# PROBLEM REQUIREMENTS
Please copy every line of the records below that holds the word "Definitely".

--- START ---

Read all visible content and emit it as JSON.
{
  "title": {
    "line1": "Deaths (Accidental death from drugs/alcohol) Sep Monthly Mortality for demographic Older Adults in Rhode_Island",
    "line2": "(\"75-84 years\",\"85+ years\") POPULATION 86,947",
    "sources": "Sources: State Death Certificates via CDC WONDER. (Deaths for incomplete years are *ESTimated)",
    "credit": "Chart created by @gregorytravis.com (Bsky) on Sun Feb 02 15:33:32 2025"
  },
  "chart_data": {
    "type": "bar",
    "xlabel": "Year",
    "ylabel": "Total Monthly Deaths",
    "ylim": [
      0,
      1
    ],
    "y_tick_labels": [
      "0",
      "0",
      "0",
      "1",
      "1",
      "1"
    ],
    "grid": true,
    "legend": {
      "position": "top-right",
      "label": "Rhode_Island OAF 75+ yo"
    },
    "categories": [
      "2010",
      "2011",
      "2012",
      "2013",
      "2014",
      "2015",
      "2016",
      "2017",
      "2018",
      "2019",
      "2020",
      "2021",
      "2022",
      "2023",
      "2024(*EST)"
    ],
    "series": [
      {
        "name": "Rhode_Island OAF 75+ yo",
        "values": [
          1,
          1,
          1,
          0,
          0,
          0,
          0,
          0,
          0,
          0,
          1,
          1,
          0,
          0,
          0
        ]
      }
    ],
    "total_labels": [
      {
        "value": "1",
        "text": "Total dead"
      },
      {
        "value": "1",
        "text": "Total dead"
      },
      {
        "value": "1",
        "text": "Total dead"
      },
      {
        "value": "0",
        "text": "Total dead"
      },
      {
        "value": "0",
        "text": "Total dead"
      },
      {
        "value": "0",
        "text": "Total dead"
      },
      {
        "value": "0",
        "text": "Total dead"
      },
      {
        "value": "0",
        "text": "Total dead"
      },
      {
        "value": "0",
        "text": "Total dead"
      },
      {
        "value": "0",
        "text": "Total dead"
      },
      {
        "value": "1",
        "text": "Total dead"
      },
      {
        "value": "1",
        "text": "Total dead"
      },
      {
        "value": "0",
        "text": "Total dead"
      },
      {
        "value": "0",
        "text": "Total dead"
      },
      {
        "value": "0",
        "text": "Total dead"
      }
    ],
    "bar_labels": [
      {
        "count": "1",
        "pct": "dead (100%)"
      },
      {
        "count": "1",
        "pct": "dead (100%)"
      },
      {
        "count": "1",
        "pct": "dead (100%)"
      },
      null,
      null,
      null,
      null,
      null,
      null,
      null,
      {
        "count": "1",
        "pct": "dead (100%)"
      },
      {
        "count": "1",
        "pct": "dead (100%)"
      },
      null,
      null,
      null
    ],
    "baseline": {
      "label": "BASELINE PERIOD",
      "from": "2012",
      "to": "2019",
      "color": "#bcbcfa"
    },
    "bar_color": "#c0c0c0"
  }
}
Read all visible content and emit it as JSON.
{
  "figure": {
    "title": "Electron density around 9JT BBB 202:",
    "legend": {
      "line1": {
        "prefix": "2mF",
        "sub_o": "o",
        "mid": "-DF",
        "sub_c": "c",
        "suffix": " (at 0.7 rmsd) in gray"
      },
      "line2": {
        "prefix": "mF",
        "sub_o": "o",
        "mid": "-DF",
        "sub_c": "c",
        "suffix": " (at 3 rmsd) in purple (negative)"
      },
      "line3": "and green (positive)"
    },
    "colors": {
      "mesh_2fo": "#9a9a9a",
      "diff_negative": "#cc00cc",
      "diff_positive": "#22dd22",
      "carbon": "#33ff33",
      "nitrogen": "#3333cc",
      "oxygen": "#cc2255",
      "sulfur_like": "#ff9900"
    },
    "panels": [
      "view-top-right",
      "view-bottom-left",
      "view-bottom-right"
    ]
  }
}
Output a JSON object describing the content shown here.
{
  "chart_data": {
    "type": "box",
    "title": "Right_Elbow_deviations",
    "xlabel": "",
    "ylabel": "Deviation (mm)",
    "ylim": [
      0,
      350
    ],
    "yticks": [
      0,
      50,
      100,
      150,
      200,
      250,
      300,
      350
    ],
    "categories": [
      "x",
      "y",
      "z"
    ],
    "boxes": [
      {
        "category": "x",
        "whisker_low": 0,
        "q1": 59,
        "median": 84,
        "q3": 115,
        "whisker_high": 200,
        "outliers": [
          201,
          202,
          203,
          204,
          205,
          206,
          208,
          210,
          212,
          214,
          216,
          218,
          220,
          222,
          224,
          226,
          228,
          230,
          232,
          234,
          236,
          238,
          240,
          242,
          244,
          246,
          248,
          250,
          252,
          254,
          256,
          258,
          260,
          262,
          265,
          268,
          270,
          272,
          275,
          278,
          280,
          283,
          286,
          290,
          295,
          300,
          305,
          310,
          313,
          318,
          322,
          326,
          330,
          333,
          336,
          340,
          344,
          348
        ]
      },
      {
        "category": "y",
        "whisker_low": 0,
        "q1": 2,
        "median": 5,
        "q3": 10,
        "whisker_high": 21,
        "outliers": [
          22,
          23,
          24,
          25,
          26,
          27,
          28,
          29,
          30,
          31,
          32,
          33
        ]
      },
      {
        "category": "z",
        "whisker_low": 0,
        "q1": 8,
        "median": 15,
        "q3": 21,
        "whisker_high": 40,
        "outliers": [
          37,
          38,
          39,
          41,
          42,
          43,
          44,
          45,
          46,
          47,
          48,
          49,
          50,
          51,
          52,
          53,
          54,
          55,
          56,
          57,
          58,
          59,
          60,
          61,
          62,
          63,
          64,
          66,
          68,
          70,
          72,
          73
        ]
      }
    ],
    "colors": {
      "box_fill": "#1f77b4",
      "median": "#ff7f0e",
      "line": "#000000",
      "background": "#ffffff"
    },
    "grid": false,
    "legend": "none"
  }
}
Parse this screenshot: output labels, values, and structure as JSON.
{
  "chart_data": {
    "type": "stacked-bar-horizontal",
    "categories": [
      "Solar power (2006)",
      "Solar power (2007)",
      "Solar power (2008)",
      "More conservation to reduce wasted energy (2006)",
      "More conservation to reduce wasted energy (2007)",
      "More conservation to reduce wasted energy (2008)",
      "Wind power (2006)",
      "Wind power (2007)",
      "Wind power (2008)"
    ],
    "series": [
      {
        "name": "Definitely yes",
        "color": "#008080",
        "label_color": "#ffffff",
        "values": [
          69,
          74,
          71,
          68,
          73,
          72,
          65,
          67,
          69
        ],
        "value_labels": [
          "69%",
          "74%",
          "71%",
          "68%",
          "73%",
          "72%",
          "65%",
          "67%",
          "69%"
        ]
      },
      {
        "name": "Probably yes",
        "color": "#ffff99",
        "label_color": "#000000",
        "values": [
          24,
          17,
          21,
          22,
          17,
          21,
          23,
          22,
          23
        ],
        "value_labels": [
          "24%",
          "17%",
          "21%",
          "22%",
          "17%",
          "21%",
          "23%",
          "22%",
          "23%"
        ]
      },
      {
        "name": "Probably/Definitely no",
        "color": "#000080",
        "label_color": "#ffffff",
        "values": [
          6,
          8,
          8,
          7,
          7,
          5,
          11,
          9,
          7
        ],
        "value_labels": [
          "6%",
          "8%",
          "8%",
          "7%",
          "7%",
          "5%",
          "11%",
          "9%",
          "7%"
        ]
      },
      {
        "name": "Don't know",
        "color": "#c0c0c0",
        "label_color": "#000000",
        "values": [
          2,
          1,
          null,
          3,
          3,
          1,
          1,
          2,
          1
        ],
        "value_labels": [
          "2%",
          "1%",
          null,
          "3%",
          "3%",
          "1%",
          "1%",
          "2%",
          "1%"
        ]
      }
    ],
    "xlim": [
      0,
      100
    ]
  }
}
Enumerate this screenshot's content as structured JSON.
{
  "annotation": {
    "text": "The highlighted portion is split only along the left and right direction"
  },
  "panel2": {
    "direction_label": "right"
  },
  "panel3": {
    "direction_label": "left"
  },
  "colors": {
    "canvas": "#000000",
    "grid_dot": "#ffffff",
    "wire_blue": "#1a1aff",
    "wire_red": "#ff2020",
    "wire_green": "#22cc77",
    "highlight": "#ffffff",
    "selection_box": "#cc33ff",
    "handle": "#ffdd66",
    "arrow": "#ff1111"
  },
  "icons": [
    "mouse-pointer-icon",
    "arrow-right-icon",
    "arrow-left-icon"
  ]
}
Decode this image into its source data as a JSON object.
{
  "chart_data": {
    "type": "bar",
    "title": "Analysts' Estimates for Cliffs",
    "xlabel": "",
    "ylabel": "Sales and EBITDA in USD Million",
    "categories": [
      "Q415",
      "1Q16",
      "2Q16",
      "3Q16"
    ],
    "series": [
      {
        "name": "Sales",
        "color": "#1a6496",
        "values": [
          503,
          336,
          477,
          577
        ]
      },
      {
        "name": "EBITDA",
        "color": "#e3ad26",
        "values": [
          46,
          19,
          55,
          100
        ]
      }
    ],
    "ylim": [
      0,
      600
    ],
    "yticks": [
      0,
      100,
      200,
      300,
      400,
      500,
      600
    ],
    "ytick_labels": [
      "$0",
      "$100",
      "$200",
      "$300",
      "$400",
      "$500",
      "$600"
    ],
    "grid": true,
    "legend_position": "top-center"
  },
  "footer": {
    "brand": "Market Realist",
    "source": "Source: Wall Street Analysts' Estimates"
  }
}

--- END ---

# REPLY TO THE EXERCISE
        "name": "Definitely yes",
        "name": "Probably/Definitely no",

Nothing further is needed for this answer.